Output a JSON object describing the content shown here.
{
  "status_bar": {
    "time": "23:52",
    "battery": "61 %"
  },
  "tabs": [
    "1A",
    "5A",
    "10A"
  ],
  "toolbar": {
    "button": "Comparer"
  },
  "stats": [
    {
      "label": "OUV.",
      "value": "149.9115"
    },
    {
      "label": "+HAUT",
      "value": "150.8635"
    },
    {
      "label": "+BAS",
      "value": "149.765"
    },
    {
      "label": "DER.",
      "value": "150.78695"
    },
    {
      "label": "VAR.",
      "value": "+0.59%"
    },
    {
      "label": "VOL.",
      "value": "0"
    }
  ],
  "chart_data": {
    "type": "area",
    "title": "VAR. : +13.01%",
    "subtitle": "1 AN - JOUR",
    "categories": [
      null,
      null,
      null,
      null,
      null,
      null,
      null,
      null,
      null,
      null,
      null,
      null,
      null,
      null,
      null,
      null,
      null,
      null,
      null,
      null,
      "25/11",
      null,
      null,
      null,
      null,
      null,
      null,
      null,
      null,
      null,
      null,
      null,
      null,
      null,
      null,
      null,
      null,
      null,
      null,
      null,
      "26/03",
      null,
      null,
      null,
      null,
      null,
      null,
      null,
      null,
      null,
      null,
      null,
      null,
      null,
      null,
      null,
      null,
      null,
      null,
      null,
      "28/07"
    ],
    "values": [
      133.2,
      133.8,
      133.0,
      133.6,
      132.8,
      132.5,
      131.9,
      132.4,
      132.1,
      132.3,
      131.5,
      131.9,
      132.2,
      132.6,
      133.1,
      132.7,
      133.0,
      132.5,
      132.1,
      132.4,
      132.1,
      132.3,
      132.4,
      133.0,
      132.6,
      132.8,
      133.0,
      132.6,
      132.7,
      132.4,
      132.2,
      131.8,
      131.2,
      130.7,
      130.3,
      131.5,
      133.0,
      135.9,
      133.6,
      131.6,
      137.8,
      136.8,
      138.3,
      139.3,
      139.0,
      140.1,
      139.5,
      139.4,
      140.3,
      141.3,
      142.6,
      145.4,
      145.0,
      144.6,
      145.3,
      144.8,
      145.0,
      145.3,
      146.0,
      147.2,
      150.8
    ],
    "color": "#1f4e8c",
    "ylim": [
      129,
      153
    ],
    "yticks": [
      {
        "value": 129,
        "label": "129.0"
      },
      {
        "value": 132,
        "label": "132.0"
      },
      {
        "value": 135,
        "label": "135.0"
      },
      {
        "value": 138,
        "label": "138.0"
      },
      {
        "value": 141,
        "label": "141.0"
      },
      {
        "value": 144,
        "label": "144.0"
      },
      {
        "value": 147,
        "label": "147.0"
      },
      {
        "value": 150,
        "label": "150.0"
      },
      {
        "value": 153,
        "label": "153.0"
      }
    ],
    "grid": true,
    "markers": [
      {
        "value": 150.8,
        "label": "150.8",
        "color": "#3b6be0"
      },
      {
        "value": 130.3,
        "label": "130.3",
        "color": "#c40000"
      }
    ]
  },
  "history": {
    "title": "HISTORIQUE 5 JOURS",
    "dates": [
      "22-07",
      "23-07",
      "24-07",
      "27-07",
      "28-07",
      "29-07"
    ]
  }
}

## Task requirements
Return each entry from the material above exactly as it appears.

## Final result
Output a JSON object describing the content shown here.
{
  "status_bar": {
    "time": "23:52",
    "battery": "61 %"
  },
  "tabs": [
    "1A",
    "5A",
    "10A"
  ],
  "toolbar": {
    "button": "Comparer"
  },
  "stats": [
    {
      "label": "OUV.",
      "value": "149.9115"
    },
    {
      "label": "+HAUT",
      "value": "150.8635"
    },
    {
      "label": "+BAS",
      "value": "149.765"
    },
    {
      "label": "DER.",
      "value": "150.78695"
    },
    {
      "label": "VAR.",
      "value": "+0.59%"
    },
    {
      "label": "VOL.",
      "value": "0"
    }
  ],
  "chart_data": {
    "type": "area",
    "title": "VAR. : +13.01%",
    "subtitle": "1 AN - JOUR",
    "categories": [
      null,
      null,
      null,
      null,
      null,
      null,
      null,
      null,
      null,
      null,
      null,
      null,
      null,
      null,
      null,
      null,
      null,
      null,
      null,
      null,
      "25/11",
      null,
      null,
      null,
      null,
      null,
      null,
      null,
      null,
      null,
      null,
      null,
      null,
      null,
      null,
      null,
      null,
      null,
      null,
      null,
      "26/03",
      null,
      null,
      null,
      null,
      null,
      null,
      null,
      null,
      null,
      null,
      null,
      null,
      null,
      null,
      null,
      null,
      null,
      null,
      null,
      "28/07"
    ],
    "values": [
      133.2,
      133.8,
      133.0,
      133.6,
      132.8,
      132.5,
      131.9,
      132.4,
      132.1,
      132.3,
      131.5,
      131.9,
      132.2,
      132.6,
      133.1,
      132.7,
      133.0,
      132.5,
      132.1,
      132.4,
      132.1,
      132.3,
      132.4,
      133.0,
      132.6,
      132.8,
      133.0,
      132.6,
      132.7,
      132.4,
      132.2,
      131.8,
      131.2,
      130.7,
      130.3,
      131.5,
      133.0,
      135.9,
      133.6,
      131.6,
      137.8,
      136.8,
      138.3,
      139.3,
      139.0,
      140.1,
      139.5,
      139.4,
      140.3,
      141.3,
      142.6,
      145.4,
      145.0,
      144.6,
      145.3,
      144.8,
      145.0,
      145.3,
      146.0,
      147.2,
      150.8
    ],
    "color": "#1f4e8c",
    "ylim": [
      129,
      153
    ],
    "yticks": [
      {
        "value": 129,
        "label": "129.0"
      },
      {
        "value": 132,
        "label": "132.0"
      },
      {
        "value": 135,
        "label": "135.0"
      },
      {
        "value": 138,
        "label": "138.0"
      },
      {
        "value": 141,
        "label": "141.0"
      },
      {
        "value": 144,
        "label": "144.0"
      },
      {
        "value": 147,
        "label": "147.0"
      },
      {
        "value": 150,
        "label": "150.0"
      },
      {
        "value": 153,
        "label": "153.0"
      }
    ],
    "grid": true,
    "markers": [
      {
        "value": 150.8,
        "label": "150.8",
        "color": "#3b6be0"
      },
      {
        "value": 130.3,
        "label": "130.3",
        "color": "#c40000"
      }
    ]
  },
  "history": {
    "title": "HISTORIQUE 5 JOURS",
    "dates": [
      "22-07",
      "23-07",
      "24-07",
      "27-07",
      "28-07",
      "29-07"
    ]
  }
}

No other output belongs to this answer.